**Exercise instructions**:
Every entry here needs to be repeated exactly.

[Stored data entries]
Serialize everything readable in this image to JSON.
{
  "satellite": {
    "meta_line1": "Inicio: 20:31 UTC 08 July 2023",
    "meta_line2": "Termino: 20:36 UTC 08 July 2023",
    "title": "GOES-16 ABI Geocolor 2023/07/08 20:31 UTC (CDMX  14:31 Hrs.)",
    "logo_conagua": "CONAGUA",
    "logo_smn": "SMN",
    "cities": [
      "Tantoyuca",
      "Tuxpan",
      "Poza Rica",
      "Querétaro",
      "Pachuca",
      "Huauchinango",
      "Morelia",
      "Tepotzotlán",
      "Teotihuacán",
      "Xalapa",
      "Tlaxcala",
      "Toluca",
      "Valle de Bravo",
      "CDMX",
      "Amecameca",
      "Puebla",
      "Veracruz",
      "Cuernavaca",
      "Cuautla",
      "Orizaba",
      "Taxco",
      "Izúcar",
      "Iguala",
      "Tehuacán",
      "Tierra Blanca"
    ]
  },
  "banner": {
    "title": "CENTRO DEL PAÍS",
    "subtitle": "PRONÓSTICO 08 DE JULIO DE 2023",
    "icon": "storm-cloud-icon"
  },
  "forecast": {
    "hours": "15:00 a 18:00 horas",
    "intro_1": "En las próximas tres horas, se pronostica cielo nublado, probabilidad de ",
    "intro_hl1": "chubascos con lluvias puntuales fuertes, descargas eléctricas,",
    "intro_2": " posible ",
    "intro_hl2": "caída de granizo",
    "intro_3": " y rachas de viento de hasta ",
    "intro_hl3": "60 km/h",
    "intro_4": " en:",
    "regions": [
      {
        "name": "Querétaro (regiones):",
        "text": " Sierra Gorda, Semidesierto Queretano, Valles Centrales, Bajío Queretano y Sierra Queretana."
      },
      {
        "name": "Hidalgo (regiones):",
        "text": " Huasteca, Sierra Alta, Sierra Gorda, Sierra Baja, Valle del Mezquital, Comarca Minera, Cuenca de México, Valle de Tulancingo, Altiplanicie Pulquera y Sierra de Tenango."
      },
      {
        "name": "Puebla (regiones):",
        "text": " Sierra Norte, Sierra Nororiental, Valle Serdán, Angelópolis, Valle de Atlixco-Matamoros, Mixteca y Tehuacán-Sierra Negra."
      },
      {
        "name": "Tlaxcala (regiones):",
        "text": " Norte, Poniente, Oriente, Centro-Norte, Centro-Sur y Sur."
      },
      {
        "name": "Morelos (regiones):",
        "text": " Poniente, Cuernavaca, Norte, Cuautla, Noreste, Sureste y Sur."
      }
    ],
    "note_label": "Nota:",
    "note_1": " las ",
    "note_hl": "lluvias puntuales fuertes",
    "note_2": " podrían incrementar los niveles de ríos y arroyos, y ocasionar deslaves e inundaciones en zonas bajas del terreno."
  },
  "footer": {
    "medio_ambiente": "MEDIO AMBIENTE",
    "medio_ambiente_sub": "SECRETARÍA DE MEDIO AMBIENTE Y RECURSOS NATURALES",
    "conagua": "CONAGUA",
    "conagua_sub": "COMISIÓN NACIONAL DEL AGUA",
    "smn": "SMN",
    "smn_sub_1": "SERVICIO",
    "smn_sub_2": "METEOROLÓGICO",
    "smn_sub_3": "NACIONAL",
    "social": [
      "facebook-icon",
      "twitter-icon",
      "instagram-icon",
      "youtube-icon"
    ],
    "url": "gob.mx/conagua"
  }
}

**Output for this task**:
Serialize everything readable in this image to JSON.
{
  "satellite": {
    "meta_line1": "Inicio: 20:31 UTC 08 July 2023",
    "meta_line2": "Termino: 20:36 UTC 08 July 2023",
    "title": "GOES-16 ABI Geocolor 2023/07/08 20:31 UTC (CDMX  14:31 Hrs.)",
    "logo_conagua": "CONAGUA",
    "logo_smn": "SMN",
    "cities": [
      "Tantoyuca",
      "Tuxpan",
      "Poza Rica",
      "Querétaro",
      "Pachuca",
      "Huauchinango",
      "Morelia",
      "Tepotzotlán",
      "Teotihuacán",
      "Xalapa",
      "Tlaxcala",
      "Toluca",
      "Valle de Bravo",
      "CDMX",
      "Amecameca",
      "Puebla",
      "Veracruz",
      "Cuernavaca",
      "Cuautla",
      "Orizaba",
      "Taxco",
      "Izúcar",
      "Iguala",
      "Tehuacán",
      "Tierra Blanca"
    ]
  },
  "banner": {
    "title": "CENTRO DEL PAÍS",
    "subtitle": "PRONÓSTICO 08 DE JULIO DE 2023",
    "icon": "storm-cloud-icon"
  },
  "forecast": {
    "hours": "15:00 a 18:00 horas",
    "intro_1": "En las próximas tres horas, se pronostica cielo nublado, probabilidad de ",
    "intro_hl1": "chubascos con lluvias puntuales fuertes, descargas eléctricas,",
    "intro_2": " posible ",
    "intro_hl2": "caída de granizo",
    "intro_3": " y rachas de viento de hasta ",
    "intro_hl3": "60 km/h",
    "intro_4": " en:",
    "regions": [
      {
        "name": "Querétaro (regiones):",
        "text": " Sierra Gorda, Semidesierto Queretano, Valles Centrales, Bajío Queretano y Sierra Queretana."
      },
      {
        "name": "Hidalgo (regiones):",
        "text": " Huasteca, Sierra Alta, Sierra Gorda, Sierra Baja, Valle del Mezquital, Comarca Minera, Cuenca de México, Valle de Tulancingo, Altiplanicie Pulquera y Sierra de Tenango."
      },
      {
        "name": "Puebla (regiones):",
        "text": " Sierra Norte, Sierra Nororiental, Valle Serdán, Angelópolis, Valle de Atlixco-Matamoros, Mixteca y Tehuacán-Sierra Negra."
      },
      {
        "name": "Tlaxcala (regiones):",
        "text": " Norte, Poniente, Oriente, Centro-Norte, Centro-Sur y Sur."
      },
      {
        "name": "Morelos (regiones):",
        "text": " Poniente, Cuernavaca, Norte, Cuautla, Noreste, Sureste y Sur."
      }
    ],
    "note_label": "Nota:",
    "note_1": " las ",
    "note_hl": "lluvias puntuales fuertes",
    "note_2": " podrían incrementar los niveles de ríos y arroyos, y ocasionar deslaves e inundaciones en zonas bajas del terreno."
  },
  "footer": {
    "medio_ambiente": "MEDIO AMBIENTE",
    "medio_ambiente_sub": "SECRETARÍA DE MEDIO AMBIENTE Y RECURSOS NATURALES",
    "conagua": "CONAGUA",
    "conagua_sub": "COMISIÓN NACIONAL DEL AGUA",
    "smn": "SMN",
    "smn_sub_1": "SERVICIO",
    "smn_sub_2": "METEOROLÓGICO",
    "smn_sub_3": "NACIONAL",
    "social": [
      "facebook-icon",
      "twitter-icon",
      "instagram-icon",
      "youtube-icon"
    ],
    "url": "gob.mx/conagua"
  }
}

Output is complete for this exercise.